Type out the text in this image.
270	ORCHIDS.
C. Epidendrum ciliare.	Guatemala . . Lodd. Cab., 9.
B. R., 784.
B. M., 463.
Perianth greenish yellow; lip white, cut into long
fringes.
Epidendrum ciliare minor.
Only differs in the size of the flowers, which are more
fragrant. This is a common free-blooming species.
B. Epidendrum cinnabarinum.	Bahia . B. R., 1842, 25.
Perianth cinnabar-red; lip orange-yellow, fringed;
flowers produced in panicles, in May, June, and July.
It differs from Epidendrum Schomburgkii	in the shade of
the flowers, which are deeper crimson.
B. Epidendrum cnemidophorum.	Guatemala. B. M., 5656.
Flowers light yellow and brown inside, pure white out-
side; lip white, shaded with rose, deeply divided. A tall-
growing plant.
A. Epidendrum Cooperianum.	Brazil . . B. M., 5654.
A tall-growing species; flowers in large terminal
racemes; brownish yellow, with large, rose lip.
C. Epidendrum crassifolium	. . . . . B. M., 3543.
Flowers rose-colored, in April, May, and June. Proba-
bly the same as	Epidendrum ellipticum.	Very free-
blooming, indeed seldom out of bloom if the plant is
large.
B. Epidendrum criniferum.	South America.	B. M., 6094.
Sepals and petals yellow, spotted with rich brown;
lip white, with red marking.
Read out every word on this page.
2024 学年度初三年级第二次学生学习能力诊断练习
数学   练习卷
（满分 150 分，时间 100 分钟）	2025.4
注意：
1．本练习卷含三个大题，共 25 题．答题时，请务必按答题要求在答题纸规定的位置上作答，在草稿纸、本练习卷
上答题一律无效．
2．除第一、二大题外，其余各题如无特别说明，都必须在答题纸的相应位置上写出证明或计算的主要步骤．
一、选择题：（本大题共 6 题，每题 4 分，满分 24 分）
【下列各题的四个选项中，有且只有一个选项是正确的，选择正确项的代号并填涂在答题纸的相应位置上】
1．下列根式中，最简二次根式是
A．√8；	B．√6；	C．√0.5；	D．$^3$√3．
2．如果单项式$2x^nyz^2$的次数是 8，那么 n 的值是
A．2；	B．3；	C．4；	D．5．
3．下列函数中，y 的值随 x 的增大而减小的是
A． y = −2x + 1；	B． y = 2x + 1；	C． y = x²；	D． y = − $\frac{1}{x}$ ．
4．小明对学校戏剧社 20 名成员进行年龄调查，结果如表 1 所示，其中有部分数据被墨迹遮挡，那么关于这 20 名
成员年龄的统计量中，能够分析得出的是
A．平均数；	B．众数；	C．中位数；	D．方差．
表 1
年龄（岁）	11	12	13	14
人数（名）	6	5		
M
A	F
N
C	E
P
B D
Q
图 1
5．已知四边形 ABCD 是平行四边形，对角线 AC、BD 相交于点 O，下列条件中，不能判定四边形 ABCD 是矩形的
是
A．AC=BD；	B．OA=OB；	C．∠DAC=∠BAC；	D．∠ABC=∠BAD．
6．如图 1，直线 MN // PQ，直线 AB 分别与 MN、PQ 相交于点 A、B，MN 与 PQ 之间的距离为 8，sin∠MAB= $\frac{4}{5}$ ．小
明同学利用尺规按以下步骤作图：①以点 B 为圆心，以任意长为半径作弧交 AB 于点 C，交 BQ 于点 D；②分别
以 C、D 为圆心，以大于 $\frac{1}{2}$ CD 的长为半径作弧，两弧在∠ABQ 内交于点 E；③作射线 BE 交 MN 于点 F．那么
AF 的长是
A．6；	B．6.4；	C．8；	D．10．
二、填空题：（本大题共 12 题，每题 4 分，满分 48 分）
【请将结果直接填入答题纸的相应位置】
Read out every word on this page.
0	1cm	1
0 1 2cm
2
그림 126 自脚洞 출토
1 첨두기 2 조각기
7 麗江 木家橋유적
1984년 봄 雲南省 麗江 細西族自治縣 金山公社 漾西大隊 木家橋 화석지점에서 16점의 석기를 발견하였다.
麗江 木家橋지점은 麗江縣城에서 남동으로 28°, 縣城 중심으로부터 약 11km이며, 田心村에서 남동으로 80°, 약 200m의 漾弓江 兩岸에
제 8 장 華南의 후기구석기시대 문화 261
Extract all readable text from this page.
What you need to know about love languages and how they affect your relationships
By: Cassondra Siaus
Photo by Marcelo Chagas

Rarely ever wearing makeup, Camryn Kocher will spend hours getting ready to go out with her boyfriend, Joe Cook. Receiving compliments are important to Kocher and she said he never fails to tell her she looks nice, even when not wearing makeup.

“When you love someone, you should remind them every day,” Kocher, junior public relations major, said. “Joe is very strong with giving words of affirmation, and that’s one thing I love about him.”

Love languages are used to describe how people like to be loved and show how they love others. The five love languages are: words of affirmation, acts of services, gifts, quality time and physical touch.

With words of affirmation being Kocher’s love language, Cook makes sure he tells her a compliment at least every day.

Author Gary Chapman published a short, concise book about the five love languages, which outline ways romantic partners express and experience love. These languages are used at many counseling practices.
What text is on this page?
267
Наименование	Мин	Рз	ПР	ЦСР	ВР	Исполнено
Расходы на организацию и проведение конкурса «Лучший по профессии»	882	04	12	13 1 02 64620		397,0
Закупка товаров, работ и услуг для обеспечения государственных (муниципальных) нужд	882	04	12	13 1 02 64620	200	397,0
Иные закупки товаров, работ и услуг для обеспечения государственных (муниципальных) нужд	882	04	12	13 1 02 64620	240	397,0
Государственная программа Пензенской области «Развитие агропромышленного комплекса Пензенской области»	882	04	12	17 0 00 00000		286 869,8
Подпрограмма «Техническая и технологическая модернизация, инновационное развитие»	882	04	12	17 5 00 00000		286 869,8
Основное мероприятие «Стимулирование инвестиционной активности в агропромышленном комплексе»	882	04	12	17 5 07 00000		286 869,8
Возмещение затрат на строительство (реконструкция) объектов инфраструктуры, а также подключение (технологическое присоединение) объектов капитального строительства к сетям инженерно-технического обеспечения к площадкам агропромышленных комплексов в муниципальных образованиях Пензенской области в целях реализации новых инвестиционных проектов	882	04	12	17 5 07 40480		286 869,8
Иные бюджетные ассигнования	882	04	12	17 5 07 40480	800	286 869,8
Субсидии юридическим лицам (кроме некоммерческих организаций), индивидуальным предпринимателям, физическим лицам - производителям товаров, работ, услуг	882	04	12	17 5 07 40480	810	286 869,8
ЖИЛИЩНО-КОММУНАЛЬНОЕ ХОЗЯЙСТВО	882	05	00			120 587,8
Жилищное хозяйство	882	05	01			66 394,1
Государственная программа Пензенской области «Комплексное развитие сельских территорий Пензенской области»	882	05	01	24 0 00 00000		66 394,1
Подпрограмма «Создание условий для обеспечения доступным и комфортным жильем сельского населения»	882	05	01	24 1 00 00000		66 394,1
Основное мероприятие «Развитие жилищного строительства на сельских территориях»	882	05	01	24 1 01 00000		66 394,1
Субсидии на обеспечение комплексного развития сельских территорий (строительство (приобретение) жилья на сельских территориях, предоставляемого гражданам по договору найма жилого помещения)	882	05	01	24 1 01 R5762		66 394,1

····················

▶ **TASK**
Every entry must be quoted exactly as it appears above.

▶ **WRITTEN SOLUTION**
Type out the text in this image.
270	ORCHIDS.
C. Epidendrum ciliare.	Guatemala . . Lodd. Cab., 9.
B. R., 784.
B. M., 463.
Perianth greenish yellow; lip white, cut into long
fringes.
Epidendrum ciliare minor.
Only differs in the size of the flowers, which are more
fragrant. This is a common free-blooming species.
B. Epidendrum cinnabarinum.	Bahia . B. R., 1842, 25.
Perianth cinnabar-red; lip orange-yellow, fringed;
flowers produced in panicles, in May, June, and July.
It differs from Epidendrum Schomburgkii	in the shade of
the flowers, which are deeper crimson.
B. Epidendrum cnemidophorum.	Guatemala. B. M., 5656.
Flowers light yellow and brown inside, pure white out-
side; lip white, shaded with rose, deeply divided. A tall-
growing plant.
A. Epidendrum Cooperianum.	Brazil . . B. M., 5654.
A tall-growing species; flowers in large terminal
racemes; brownish yellow, with large, rose lip.
C. Epidendrum crassifolium	. . . . . B. M., 3543.
Flowers rose-colored, in April, May, and June. Proba-
bly the same as	Epidendrum ellipticum.	Very free-
blooming, indeed seldom out of bloom if the plant is
large.
B. Epidendrum criniferum.	South America.	B. M., 6094.
Sepals and petals yellow, spotted with rich brown;
lip white, with red marking.
Read out every word on this page.
2024 学年度初三年级第二次学生学习能力诊断练习
数学   练习卷
（满分 150 分，时间 100 分钟）	2025.4
注意：
1．本练习卷含三个大题，共 25 题．答题时，请务必按答题要求在答题纸规定的位置上作答，在草稿纸、本练习卷
上答题一律无效．
2．除第一、二大题外，其余各题如无特别说明，都必须在答题纸的相应位置上写出证明或计算的主要步骤．
一、选择题：（本大题共 6 题，每题 4 分，满分 24 分）
【下列各题的四个选项中，有且只有一个选项是正确的，选择正确项的代号并填涂在答题纸的相应位置上】
1．下列根式中，最简二次根式是
A．√8；	B．√6；	C．√0.5；	D．$^3$√3．
2．如果单项式$2x^nyz^2$的次数是 8，那么 n 的值是
A．2；	B．3；	C．4；	D．5．
3．下列函数中，y 的值随 x 的增大而减小的是
A． y = −2x + 1；	B． y = 2x + 1；	C． y = x²；	D． y = − $\frac{1}{x}$ ．
4．小明对学校戏剧社 20 名成员进行年龄调查，结果如表 1 所示，其中有部分数据被墨迹遮挡，那么关于这 20 名
成员年龄的统计量中，能够分析得出的是
A．平均数；	B．众数；	C．中位数；	D．方差．
表 1
年龄（岁）	11	12	13	14
人数（名）	6	5		
M
A	F
N
C	E
P
B D
Q
图 1
5．已知四边形 ABCD 是平行四边形，对角线 AC、BD 相交于点 O，下列条件中，不能判定四边形 ABCD 是矩形的
是
A．AC=BD；	B．OA=OB；	C．∠DAC=∠BAC；	D．∠ABC=∠BAD．
6．如图 1，直线 MN // PQ，直线 AB 分别与 MN、PQ 相交于点 A、B，MN 与 PQ 之间的距离为 8，sin∠MAB= $\frac{4}{5}$ ．小
明同学利用尺规按以下步骤作图：①以点 B 为圆心，以任意长为半径作弧交 AB 于点 C，交 BQ 于点 D；②分别
以 C、D 为圆心，以大于 $\frac{1}{2}$ CD 的长为半径作弧，两弧在∠ABQ 内交于点 E；③作射线 BE 交 MN 于点 F．那么
AF 的长是
A．6；	B．6.4；	C．8；	D．10．
二、填空题：（本大题共 12 题，每题 4 分，满分 48 分）
【请将结果直接填入答题纸的相应位置】
Read out every word on this page.
0	1cm	1
0 1 2cm
2
그림 126 自脚洞 출토
1 첨두기 2 조각기
7 麗江 木家橋유적
1984년 봄 雲南省 麗江 細西族自治縣 金山公社 漾西大隊 木家橋 화석지점에서 16점의 석기를 발견하였다.
麗江 木家橋지점은 麗江縣城에서 남동으로 28°, 縣城 중심으로부터 약 11km이며, 田心村에서 남동으로 80°, 약 200m의 漾弓江 兩岸에
제 8 장 華南의 후기구석기시대 문화 261
Extract all readable text from this page.
What you need to know about love languages and how they affect your relationships
By: Cassondra Siaus
Photo by Marcelo Chagas

Rarely ever wearing makeup, Camryn Kocher will spend hours getting ready to go out with her boyfriend, Joe Cook. Receiving compliments are important to Kocher and she said he never fails to tell her she looks nice, even when not wearing makeup.

“When you love someone, you should remind them every day,” Kocher, junior public relations major, said. “Joe is very strong with giving words of affirmation, and that’s one thing I love about him.”

Love languages are used to describe how people like to be loved and show how they love others. The five love languages are: words of affirmation, acts of services, gifts, quality time and physical touch.

With words of affirmation being Kocher’s love language, Cook makes sure he tells her a compliment at least every day.

Author Gary Chapman published a short, concise book about the five love languages, which outline ways romantic partners express and experience love. These languages are used at many counseling practices.
What text is on this page?
267
Наименование	Мин	Рз	ПР	ЦСР	ВР	Исполнено
Расходы на организацию и проведение конкурса «Лучший по профессии»	882	04	12	13 1 02 64620		397,0
Закупка товаров, работ и услуг для обеспечения государственных (муниципальных) нужд	882	04	12	13 1 02 64620	200	397,0
Иные закупки товаров, работ и услуг для обеспечения государственных (муниципальных) нужд	882	04	12	13 1 02 64620	240	397,0
Государственная программа Пензенской области «Развитие агропромышленного комплекса Пензенской области»	882	04	12	17 0 00 00000		286 869,8
Подпрограмма «Техническая и технологическая модернизация, инновационное развитие»	882	04	12	17 5 00 00000		286 869,8
Основное мероприятие «Стимулирование инвестиционной активности в агропромышленном комплексе»	882	04	12	17 5 07 00000		286 869,8
Возмещение затрат на строительство (реконструкция) объектов инфраструктуры, а также подключение (технологическое присоединение) объектов капитального строительства к сетям инженерно-технического обеспечения к площадкам агропромышленных комплексов в муниципальных образованиях Пензенской области в целях реализации новых инвестиционных проектов	882	04	12	17 5 07 40480		286 869,8
Иные бюджетные ассигнования	882	04	12	17 5 07 40480	800	286 869,8
Субсидии юридическим лицам (кроме некоммерческих организаций), индивидуальным предпринимателям, физическим лицам - производителям товаров, работ, услуг	882	04	12	17 5 07 40480	810	286 869,8
ЖИЛИЩНО-КОММУНАЛЬНОЕ ХОЗЯЙСТВО	882	05	00			120 587,8
Жилищное хозяйство	882	05	01			66 394,1
Государственная программа Пензенской области «Комплексное развитие сельских территорий Пензенской области»	882	05	01	24 0 00 00000		66 394,1
Подпрограмма «Создание условий для обеспечения доступным и комфортным жильем сельского населения»	882	05	01	24 1 00 00000		66 394,1
Основное мероприятие «Развитие жилищного строительства на сельских территориях»	882	05	01	24 1 01 00000		66 394,1
Субсидии на обеспечение комплексного развития сельских территорий (строительство (приобретение) жилья на сельских территориях, предоставляемого гражданам по договору найма жилого помещения)	882	05	01	24 1 01 R5762		66 394,1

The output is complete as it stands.